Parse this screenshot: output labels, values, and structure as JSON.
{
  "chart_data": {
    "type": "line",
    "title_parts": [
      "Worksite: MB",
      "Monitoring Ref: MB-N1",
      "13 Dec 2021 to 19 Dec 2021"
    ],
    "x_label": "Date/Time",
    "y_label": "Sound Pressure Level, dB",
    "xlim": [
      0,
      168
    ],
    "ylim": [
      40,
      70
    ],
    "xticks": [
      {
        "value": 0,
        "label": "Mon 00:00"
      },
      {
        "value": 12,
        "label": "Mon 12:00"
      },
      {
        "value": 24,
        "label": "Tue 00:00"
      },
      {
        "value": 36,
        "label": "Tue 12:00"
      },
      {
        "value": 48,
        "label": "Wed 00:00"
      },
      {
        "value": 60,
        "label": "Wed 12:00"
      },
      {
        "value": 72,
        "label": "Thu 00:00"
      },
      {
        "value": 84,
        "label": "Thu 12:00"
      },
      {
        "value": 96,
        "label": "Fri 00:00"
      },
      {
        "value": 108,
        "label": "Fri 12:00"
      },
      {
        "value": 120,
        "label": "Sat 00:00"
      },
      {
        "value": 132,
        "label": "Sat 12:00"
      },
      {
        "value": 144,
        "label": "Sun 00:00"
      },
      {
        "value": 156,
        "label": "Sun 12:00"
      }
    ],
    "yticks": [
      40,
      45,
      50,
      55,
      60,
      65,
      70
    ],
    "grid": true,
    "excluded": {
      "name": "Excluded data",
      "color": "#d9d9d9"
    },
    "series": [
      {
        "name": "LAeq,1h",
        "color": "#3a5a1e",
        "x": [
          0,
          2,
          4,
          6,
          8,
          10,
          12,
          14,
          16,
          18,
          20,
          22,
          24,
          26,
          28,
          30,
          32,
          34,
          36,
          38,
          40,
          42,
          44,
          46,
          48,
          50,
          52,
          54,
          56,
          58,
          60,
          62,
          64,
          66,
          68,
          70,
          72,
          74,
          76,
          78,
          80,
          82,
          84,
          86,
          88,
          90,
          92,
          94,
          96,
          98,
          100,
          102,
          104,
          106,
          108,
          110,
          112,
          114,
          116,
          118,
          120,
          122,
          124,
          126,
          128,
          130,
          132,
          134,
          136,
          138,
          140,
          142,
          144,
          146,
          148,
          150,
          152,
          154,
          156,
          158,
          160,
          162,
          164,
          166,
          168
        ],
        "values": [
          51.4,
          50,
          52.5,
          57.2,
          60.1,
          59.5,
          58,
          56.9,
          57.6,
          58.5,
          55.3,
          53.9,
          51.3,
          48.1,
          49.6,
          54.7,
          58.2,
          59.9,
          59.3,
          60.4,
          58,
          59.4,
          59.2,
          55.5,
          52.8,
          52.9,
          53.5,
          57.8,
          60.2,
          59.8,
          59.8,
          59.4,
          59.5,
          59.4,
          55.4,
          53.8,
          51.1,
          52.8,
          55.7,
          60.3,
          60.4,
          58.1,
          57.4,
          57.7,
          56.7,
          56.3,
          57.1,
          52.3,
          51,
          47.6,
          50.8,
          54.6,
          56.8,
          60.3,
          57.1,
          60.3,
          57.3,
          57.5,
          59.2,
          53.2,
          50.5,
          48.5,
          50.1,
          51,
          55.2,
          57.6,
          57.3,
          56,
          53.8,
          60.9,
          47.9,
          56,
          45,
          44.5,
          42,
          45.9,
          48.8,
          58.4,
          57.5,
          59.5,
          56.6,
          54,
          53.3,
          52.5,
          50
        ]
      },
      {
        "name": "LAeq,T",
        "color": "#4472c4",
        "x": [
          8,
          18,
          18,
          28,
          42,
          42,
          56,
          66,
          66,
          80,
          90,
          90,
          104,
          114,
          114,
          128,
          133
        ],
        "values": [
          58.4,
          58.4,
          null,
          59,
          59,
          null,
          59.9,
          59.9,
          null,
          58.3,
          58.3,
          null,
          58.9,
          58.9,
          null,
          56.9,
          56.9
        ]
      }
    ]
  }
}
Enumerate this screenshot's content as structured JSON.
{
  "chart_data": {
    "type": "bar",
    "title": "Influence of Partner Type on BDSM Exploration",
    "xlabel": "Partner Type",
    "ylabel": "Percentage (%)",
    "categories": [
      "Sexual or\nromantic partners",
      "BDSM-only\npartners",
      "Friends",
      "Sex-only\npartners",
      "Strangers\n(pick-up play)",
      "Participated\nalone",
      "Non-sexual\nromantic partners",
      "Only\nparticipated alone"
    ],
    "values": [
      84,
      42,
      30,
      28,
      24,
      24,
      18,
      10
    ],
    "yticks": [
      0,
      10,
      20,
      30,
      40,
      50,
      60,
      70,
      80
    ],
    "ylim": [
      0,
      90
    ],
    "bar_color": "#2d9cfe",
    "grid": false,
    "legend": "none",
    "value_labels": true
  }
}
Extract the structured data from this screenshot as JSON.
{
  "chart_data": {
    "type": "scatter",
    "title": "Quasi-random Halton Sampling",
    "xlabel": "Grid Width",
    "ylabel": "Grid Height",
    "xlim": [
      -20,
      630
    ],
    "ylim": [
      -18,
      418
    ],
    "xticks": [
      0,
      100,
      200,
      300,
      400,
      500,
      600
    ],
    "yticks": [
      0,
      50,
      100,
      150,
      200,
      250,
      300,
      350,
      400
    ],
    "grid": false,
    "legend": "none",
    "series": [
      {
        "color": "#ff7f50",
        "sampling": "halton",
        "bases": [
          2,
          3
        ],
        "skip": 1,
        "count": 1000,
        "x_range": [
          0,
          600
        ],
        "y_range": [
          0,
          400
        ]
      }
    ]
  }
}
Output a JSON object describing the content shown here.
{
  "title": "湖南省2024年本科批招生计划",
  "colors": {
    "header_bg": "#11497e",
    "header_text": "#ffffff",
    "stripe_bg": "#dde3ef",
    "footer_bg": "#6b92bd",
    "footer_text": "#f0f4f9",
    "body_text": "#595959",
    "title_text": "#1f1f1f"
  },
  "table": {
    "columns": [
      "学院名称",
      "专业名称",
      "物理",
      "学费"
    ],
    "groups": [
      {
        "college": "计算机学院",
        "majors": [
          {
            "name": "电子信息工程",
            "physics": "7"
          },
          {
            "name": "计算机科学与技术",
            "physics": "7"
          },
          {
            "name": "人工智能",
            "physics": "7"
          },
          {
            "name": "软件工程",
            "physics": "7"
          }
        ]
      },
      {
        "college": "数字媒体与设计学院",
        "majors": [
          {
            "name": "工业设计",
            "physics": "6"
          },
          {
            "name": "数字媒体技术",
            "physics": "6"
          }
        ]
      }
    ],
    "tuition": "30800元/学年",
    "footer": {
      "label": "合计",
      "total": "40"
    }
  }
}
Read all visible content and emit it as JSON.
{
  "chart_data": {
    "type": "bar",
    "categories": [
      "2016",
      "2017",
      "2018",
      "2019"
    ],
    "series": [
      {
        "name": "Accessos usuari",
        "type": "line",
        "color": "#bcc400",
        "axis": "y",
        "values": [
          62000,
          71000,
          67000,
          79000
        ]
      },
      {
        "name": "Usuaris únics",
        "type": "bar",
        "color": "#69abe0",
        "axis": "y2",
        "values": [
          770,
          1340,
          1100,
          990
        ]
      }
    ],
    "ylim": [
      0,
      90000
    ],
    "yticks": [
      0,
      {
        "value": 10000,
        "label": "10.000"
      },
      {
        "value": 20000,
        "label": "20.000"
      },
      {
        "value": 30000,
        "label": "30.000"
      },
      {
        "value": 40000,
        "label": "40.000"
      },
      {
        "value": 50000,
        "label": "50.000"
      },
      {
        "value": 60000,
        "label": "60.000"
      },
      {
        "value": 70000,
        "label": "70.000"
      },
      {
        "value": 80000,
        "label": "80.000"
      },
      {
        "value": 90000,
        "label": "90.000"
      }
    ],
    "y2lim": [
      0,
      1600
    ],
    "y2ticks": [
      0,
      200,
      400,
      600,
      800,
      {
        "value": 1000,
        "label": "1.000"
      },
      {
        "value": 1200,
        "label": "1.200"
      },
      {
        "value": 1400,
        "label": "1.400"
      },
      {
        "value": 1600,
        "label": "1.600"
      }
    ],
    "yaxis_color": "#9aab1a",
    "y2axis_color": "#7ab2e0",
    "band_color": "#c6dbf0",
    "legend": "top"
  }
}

══════

→ **WHAT IS REQUIRED**
From the data above, copy each line that holds "BDSM".

→ **FINAL ANSWER**
    "title": "Influence of Partner Type on BDSM Exploration",
      "BDSM-only\npartners",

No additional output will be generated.